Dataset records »
----------------------------------------

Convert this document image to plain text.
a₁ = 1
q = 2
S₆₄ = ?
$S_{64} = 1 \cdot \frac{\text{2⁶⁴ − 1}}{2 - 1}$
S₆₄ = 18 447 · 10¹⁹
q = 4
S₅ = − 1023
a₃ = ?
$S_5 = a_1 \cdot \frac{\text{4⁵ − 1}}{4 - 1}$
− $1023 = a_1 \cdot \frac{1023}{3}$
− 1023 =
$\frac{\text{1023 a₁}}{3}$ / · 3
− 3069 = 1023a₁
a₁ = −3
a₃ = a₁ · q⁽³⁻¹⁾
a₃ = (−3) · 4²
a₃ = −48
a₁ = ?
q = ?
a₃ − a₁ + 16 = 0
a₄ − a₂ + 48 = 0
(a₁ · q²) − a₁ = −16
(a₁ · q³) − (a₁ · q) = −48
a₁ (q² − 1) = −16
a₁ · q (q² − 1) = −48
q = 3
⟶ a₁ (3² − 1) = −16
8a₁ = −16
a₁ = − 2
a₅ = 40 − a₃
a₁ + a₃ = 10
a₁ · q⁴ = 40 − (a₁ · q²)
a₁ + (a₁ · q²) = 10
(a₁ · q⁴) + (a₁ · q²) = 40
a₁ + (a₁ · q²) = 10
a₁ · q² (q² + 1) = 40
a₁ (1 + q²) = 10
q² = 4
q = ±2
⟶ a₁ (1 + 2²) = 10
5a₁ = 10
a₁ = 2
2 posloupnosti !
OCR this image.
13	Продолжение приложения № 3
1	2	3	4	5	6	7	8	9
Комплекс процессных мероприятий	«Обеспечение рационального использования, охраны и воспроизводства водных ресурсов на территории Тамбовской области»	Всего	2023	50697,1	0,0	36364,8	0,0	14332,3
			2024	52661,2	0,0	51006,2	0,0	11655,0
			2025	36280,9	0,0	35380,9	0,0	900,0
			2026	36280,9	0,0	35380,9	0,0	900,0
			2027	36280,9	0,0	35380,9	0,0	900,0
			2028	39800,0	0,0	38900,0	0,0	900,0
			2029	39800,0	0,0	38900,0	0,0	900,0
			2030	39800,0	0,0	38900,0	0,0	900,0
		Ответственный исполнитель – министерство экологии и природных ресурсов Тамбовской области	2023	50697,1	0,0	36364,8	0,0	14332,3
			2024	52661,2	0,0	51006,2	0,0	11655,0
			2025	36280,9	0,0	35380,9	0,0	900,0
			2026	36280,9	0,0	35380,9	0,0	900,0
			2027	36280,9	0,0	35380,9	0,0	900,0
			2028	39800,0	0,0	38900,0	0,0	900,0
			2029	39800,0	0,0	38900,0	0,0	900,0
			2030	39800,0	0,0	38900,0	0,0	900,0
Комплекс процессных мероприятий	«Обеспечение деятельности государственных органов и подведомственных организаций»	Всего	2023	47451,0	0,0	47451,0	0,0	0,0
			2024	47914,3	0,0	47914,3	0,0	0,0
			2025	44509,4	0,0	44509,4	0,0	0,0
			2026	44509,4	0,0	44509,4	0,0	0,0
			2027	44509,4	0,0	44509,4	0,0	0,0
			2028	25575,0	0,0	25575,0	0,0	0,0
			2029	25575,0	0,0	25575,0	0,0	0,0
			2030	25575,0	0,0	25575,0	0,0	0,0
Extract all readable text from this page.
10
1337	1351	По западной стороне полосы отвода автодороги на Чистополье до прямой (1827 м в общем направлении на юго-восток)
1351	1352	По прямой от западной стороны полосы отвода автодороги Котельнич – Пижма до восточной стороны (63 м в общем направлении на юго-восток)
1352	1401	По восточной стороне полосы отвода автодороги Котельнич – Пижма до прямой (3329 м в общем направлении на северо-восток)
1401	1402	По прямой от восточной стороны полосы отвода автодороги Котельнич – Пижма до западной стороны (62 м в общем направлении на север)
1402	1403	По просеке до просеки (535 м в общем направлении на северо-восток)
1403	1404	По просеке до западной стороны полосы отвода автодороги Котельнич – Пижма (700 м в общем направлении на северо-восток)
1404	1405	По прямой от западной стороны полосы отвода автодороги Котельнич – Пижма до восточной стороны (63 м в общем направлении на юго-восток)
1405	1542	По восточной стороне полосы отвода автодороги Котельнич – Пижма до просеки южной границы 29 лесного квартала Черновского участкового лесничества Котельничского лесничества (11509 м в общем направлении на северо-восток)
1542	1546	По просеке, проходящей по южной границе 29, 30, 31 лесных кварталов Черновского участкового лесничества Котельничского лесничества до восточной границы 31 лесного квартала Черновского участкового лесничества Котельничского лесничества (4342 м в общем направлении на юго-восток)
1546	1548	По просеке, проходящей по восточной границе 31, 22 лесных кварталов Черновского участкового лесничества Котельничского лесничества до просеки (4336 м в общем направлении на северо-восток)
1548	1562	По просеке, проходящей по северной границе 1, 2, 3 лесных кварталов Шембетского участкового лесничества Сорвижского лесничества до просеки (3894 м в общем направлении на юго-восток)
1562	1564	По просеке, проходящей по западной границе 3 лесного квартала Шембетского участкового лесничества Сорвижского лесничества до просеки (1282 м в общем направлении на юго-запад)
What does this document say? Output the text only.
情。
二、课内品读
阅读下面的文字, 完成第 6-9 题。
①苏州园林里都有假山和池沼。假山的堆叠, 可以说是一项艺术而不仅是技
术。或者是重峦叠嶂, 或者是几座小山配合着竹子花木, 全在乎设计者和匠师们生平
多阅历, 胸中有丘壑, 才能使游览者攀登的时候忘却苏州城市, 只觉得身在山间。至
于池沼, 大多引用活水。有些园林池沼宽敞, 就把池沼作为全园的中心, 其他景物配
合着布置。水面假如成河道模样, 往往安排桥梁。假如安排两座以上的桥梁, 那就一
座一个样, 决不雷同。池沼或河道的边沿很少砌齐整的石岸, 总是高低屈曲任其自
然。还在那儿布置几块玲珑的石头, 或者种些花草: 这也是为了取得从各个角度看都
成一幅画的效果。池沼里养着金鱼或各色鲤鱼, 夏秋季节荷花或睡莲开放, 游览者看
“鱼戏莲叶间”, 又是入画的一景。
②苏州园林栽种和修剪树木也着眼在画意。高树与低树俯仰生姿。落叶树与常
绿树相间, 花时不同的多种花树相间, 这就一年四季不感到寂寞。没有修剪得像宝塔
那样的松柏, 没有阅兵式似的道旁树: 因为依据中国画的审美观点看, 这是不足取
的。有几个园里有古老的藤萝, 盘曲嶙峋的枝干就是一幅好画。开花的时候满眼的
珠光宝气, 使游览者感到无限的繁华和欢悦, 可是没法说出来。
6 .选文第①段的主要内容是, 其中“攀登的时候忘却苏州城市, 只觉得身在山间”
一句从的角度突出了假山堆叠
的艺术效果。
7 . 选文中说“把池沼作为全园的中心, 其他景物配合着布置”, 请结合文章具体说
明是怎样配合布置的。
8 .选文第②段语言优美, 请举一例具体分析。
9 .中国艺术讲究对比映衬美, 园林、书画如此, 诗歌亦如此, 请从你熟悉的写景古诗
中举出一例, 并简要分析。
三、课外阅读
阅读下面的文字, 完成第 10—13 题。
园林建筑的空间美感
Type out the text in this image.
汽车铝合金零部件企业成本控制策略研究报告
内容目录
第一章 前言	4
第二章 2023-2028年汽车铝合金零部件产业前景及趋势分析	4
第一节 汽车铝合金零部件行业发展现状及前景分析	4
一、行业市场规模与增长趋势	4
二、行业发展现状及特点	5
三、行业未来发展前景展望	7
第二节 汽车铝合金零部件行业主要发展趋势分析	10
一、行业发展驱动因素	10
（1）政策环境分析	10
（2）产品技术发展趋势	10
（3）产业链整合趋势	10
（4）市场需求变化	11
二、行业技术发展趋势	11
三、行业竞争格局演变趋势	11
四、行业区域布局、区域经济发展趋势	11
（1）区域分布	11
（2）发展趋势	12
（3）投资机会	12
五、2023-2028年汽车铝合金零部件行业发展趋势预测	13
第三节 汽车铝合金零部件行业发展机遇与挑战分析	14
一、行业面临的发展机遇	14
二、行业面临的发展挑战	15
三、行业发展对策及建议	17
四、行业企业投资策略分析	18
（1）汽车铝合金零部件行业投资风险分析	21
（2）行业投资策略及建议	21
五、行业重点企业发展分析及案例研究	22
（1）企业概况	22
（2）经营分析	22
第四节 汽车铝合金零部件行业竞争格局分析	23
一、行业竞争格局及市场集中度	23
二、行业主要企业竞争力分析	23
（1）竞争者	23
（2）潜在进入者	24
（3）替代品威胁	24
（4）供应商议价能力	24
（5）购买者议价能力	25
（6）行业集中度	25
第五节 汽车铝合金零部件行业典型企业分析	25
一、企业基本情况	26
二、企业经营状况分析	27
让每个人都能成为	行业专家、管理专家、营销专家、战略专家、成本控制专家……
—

----------------------------------------

Exercise goal »
Work out how many lines in the records above hold the string "Шембетского", then give only that count.

Full solution »
2